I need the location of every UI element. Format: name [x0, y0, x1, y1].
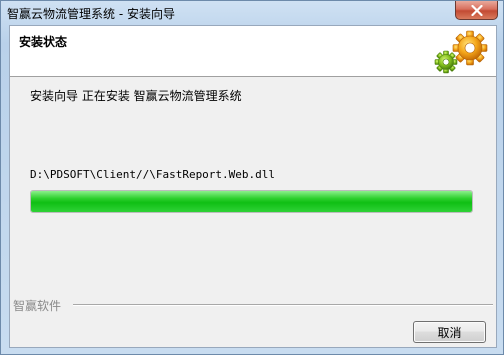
install-progress-bar [30, 190, 473, 213]
gears-graphic [434, 30, 488, 74]
divider-line [73, 304, 493, 306]
page-title: 安装状态 [19, 35, 68, 49]
brand-label: 智赢软件 [13, 297, 66, 314]
header-band: 安装状态 [10, 26, 496, 77]
title-bar[interactable]: 智赢云物流管理系统 - 安装向导 [1, 1, 503, 25]
close-icon [470, 4, 483, 16]
progress-fill [31, 191, 472, 212]
installer-window: 智赢云物流管理系统 - 安装向导 安装状态 安装向导 正在安装 智赢云物流管理系… [0, 0, 504, 355]
window-title: 智赢云物流管理系统 - 安装向导 [7, 7, 175, 21]
brand-divider: 智赢软件 [13, 297, 493, 314]
close-button[interactable] [455, 1, 498, 20]
current-file-path: D:\PDSOFT\Client//\FastReport.Web.dll [30, 168, 276, 181]
dialog-body: 安装状态 安装向导 正在安装 智赢云物流管理系统 D:\PDSOFT\Clien… [9, 25, 497, 348]
install-status-text: 安装向导 正在安装 智赢云物流管理系统 [30, 89, 242, 103]
gears-icon [430, 28, 494, 76]
cancel-button[interactable]: 取消 [413, 321, 486, 343]
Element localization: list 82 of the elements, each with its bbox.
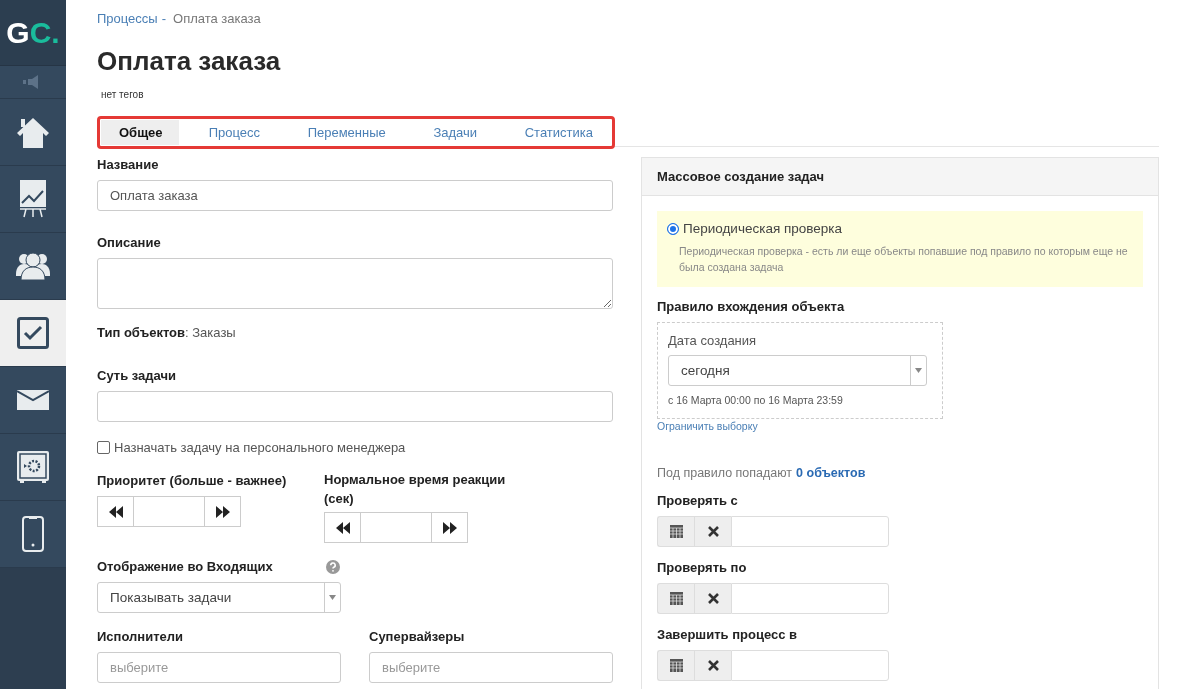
tab[interactable]: Задачи: [415, 120, 496, 145]
tab[interactable]: Общее: [101, 120, 179, 145]
double-left-arrow-icon: [335, 521, 350, 534]
calendar-button[interactable]: [657, 583, 694, 614]
breadcrumb-link[interactable]: Процессы: [97, 11, 158, 26]
priority-input[interactable]: [134, 496, 204, 527]
close-icon: [707, 526, 719, 537]
breadcrumb-separator: -: [161, 11, 167, 26]
date-input[interactable]: [731, 583, 889, 614]
double-left-arrow-icon: [108, 505, 123, 518]
executors-input[interactable]: выберите: [97, 652, 341, 683]
radio-button[interactable]: [667, 222, 679, 235]
safe-icon: [17, 451, 49, 483]
field-label: Завершить процесс в: [657, 627, 798, 642]
field-label: Супервайзеры: [369, 629, 466, 644]
people-icon: [16, 252, 50, 280]
name-input[interactable]: Оплата заказа: [97, 180, 613, 211]
field-label: Описание: [97, 235, 162, 250]
calendar-icon: [669, 525, 683, 538]
sidebar-item[interactable]: [0, 233, 66, 300]
double-right-arrow-icon: [215, 505, 230, 518]
section-title: Правило вхождения объекта: [657, 299, 846, 314]
close-icon: [707, 593, 719, 604]
field-label: Приоритет (больше - важнее): [97, 473, 288, 488]
field-label: Название: [97, 157, 160, 172]
caret-icon: [329, 595, 336, 600]
clear-button[interactable]: [694, 650, 731, 681]
calendar-button[interactable]: [657, 650, 694, 681]
decrease-button[interactable]: [97, 496, 134, 527]
checkbox-icon: [17, 317, 49, 349]
count-link[interactable]: 0 объектов: [796, 466, 866, 480]
date-input[interactable]: [731, 650, 889, 681]
sidebar-item[interactable]: [0, 434, 66, 501]
count-text: Под правило попадают: [657, 466, 793, 480]
increase-button[interactable]: [204, 496, 241, 527]
home-icon: [16, 116, 50, 148]
object-type-text: Тип объектов: Заказы: [97, 325, 237, 340]
caret-icon: [915, 368, 922, 373]
double-right-arrow-icon: [442, 521, 457, 534]
date-range-text: с 16 Марта 00:00 по 16 Марта 23:59: [668, 394, 844, 406]
field-label: Исполнители: [97, 629, 184, 644]
sidebar-item[interactable]: [0, 166, 66, 233]
checkbox-label: Назначать задачу на персонального менеджера: [114, 440, 406, 455]
date-select[interactable]: сегодня: [668, 355, 927, 386]
tags-text: нет тегов: [101, 89, 145, 100]
tab[interactable]: Переменные: [289, 120, 404, 145]
essence-input[interactable]: [97, 391, 613, 422]
decrease-button[interactable]: [324, 512, 361, 543]
supervisors-input[interactable]: выберите: [369, 652, 613, 683]
mail-icon: [17, 390, 49, 410]
inbox-display-select[interactable]: Показывать задачи: [97, 582, 341, 613]
phone-icon: [22, 516, 44, 552]
calendar-icon: [669, 592, 683, 605]
radio-label: Периодическая проверка: [683, 221, 843, 236]
clear-button[interactable]: [694, 516, 731, 547]
field-label: Отображение во Входящих: [97, 559, 273, 574]
field-label: Проверять по: [657, 560, 748, 575]
sidebar-item[interactable]: [0, 367, 66, 434]
help-icon[interactable]: [326, 559, 340, 574]
increase-button[interactable]: [431, 512, 468, 543]
breadcrumb-current: Оплата заказа: [173, 11, 261, 26]
checkbox[interactable]: [97, 441, 110, 454]
limit-link[interactable]: Ограничить выборку: [657, 420, 1143, 432]
chart-board-icon: [18, 180, 48, 218]
field-label: Нормальное время реакции (сек): [324, 471, 507, 508]
clear-button[interactable]: [694, 583, 731, 614]
sidebar-item[interactable]: [0, 99, 66, 166]
calendar-button[interactable]: [657, 516, 694, 547]
sidebar-item[interactable]: [0, 300, 66, 367]
tab[interactable]: Статистика: [506, 120, 611, 145]
rule-label: Дата создания: [668, 333, 758, 348]
option-description: Периодическая проверка - есть ли еще объекты попавшие под правило по которым еще не была создана задача: [679, 244, 1129, 275]
close-icon: [707, 660, 719, 671]
reaction-time-input[interactable]: [361, 512, 431, 543]
field-label: Суть задачи: [97, 368, 177, 383]
panel-title: Массовое создание задач: [642, 158, 1158, 196]
calendar-icon: [669, 659, 683, 672]
field-label: Проверять с: [657, 493, 739, 508]
page-title: Оплата заказа: [97, 46, 282, 77]
date-input[interactable]: [731, 516, 889, 547]
sidebar-item[interactable]: [0, 501, 66, 568]
tab[interactable]: Процесс: [190, 120, 278, 145]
+ + + + + + +
THE REQUEST -> Express as a JSON list of strings the lines starting with the line with "tab[interactable]: Задачи: [415, 120, 496, 145]" and going on through the line with "object-type-text: Тип объектов: Заказы: [97, 325, 237, 340]", one string per line, leaving out any blank lines.

IN RESPONSE ->
[
  "tab[interactable]: Задачи: [415, 120, 496, 145]",
  "tab[interactable]: Общее: [101, 120, 179, 145]",
  "double-left-arrow-icon: [335, 521, 350, 534]",
  "calendar-button[interactable]: [657, 583, 694, 614]",
  "breadcrumb-link[interactable]: Процессы: [97, 11, 158, 26]",
  "priority-input[interactable]: [134, 496, 204, 527]",
  "close-icon: [707, 526, 719, 537]",
  "breadcrumb-separator: -: [161, 11, 167, 26]",
  "date-input[interactable]: [731, 583, 889, 614]",
  "double-left-arrow-icon: [108, 505, 123, 518]",
  "executors-input[interactable]: выберите: [97, 652, 341, 683]",
  "radio-button[interactable]: [667, 222, 679, 235]",
  "safe-icon: [17, 451, 49, 483]",
  "field-label: Завершить процесс в: [657, 627, 798, 642]",
  "field-label: Супервайзеры: [369, 629, 466, 644]",
  "people-icon: [16, 252, 50, 280]",
  "name-input[interactable]: Оплата заказа: [97, 180, 613, 211]",
  "field-label: Описание: [97, 235, 162, 250]",
  "calendar-icon: [669, 525, 683, 538]",
  "sidebar-item[interactable]: [0, 233, 66, 300]",
  "double-right-arrow-icon: [215, 505, 230, 518]",
  "section-title: Правило вхождения объекта: [657, 299, 846, 314]",
  "close-icon: [707, 593, 719, 604]",
  "field-label: Приоритет (больше - важнее): [97, 473, 288, 488]",
  "field-label: Название: [97, 157, 160, 172]",
  "caret-icon: [329, 595, 336, 600]",
  "clear-button[interactable]: [694, 650, 731, 681]",
  "calendar-button[interactable]: [657, 650, 694, 681]",
  "decrease-button[interactable]: [97, 496, 134, 527]",
  "checkbox-icon: [17, 317, 49, 349]",
  "count-link[interactable]: 0 объектов: [796, 466, 866, 480]",
  "date-input[interactable]: [731, 650, 889, 681]",
  "sidebar-item[interactable]: [0, 434, 66, 501]",
  "count-text: Под правило попадают: [657, 466, 793, 480]",
  "increase-button[interactable]: [204, 496, 241, 527]",
  "home-icon: [16, 116, 50, 148]",
  "object-type-text: Тип объектов: Заказы: [97, 325, 237, 340]"
]